++++ Material to process ++++

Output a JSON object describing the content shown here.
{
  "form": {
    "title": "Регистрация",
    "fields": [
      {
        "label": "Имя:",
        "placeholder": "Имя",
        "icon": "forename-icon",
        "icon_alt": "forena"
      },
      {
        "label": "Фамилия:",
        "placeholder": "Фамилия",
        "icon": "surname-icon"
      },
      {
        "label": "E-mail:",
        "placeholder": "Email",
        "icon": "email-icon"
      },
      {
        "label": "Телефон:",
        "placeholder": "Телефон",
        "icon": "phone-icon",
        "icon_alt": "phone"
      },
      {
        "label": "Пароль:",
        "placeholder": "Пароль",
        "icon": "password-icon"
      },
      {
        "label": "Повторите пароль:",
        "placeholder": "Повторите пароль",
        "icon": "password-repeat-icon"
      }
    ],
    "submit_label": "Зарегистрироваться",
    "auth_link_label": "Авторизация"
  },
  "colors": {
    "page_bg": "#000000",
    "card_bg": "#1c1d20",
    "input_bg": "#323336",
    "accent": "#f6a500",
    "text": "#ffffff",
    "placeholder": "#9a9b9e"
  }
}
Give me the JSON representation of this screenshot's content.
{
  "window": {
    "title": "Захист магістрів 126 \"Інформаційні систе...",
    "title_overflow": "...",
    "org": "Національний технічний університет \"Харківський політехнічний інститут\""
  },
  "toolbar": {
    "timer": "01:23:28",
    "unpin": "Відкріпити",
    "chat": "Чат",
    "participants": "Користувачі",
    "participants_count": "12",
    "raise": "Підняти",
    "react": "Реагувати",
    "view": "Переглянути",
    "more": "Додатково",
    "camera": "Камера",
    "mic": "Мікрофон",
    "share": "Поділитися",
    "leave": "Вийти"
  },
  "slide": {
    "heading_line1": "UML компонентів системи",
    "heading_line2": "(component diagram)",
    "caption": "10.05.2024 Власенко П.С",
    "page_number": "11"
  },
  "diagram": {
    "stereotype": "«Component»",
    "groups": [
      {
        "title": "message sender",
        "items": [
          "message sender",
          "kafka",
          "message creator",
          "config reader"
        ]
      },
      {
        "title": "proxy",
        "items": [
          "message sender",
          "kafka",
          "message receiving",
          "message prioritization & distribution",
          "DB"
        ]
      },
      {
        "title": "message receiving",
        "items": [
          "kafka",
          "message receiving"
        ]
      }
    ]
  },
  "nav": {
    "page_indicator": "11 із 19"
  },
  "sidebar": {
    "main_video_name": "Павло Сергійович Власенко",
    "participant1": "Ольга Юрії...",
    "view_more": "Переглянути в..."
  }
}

++++
++++ Material to process ++++

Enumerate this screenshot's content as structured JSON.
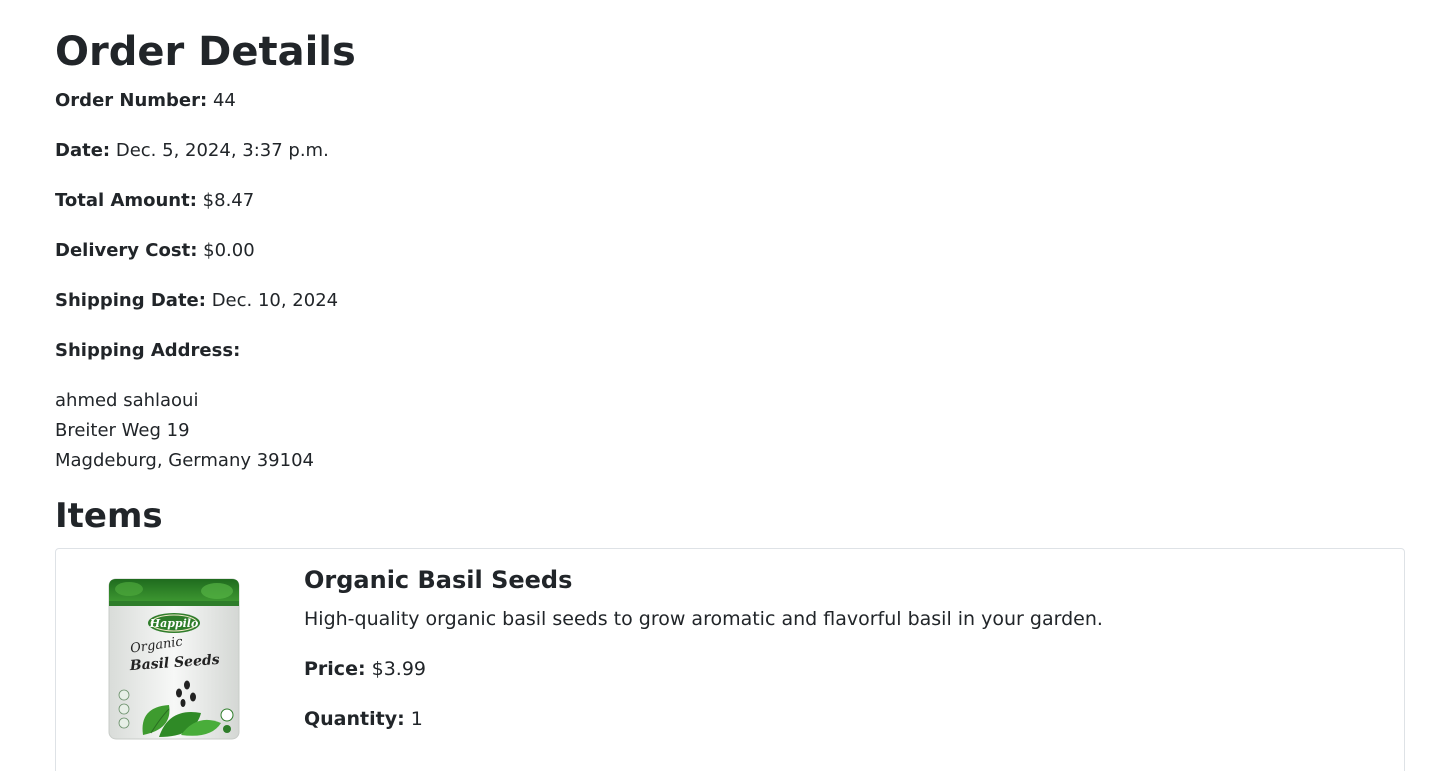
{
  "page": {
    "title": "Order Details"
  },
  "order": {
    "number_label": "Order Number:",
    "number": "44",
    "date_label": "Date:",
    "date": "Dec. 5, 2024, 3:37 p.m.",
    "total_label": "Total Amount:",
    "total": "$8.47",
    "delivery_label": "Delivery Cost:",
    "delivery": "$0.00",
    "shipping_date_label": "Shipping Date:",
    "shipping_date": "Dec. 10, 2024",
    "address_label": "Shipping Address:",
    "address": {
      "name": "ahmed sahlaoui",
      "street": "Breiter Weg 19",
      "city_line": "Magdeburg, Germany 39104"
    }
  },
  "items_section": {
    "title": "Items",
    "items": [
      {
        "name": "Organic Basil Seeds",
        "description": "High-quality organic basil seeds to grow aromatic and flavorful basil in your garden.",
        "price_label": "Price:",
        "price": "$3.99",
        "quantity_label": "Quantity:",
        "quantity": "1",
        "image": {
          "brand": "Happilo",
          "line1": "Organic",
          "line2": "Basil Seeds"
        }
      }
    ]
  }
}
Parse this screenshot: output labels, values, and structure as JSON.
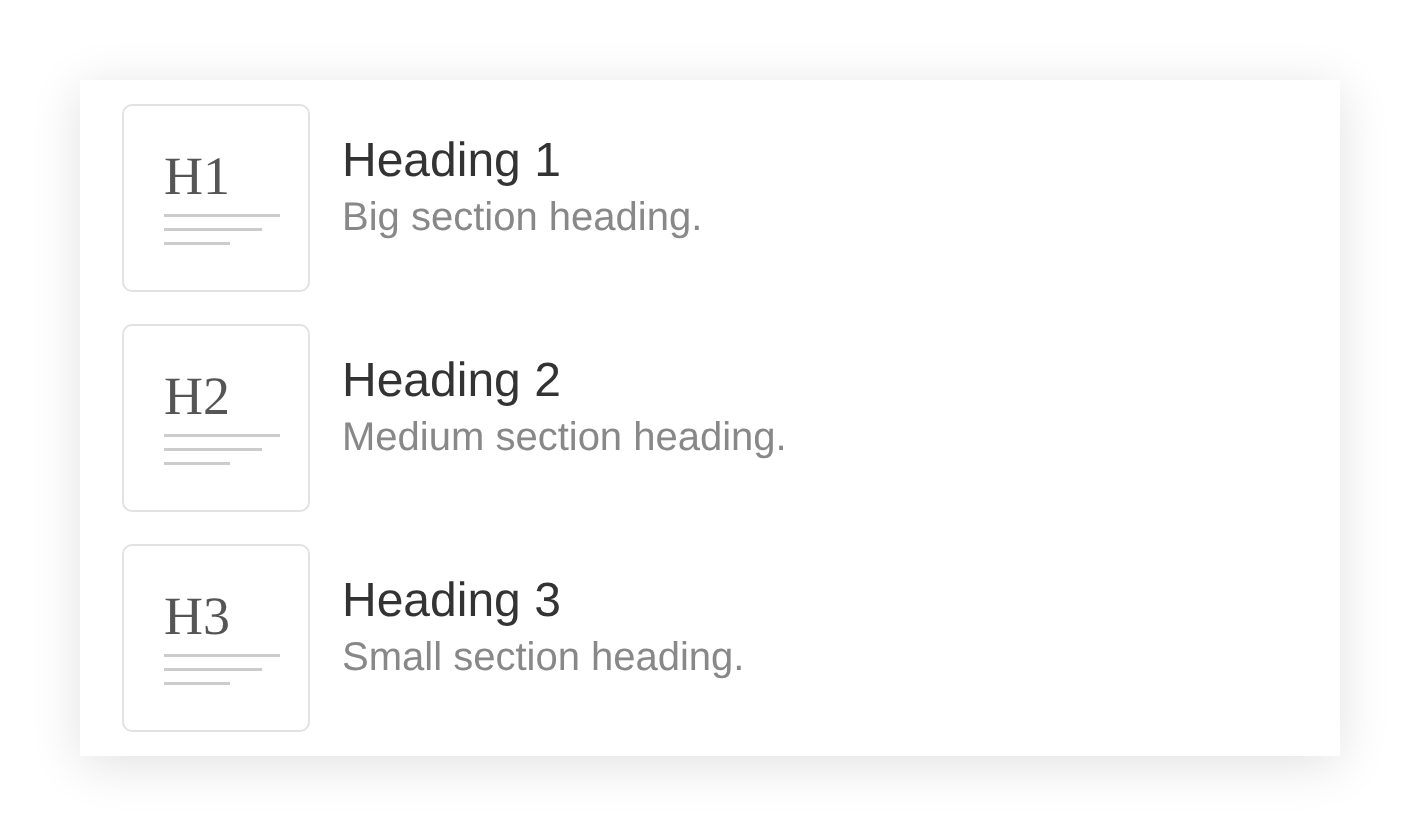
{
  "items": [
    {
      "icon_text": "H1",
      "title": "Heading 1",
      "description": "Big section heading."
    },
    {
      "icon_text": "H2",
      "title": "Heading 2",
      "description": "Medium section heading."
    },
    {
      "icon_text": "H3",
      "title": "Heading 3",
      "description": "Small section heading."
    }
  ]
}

++++

- What is asked
Where a line above holds the string "receiving", show that line.

- Solution to the problem
          "message receiving",
        "title": "message receiving",
          "message receiving"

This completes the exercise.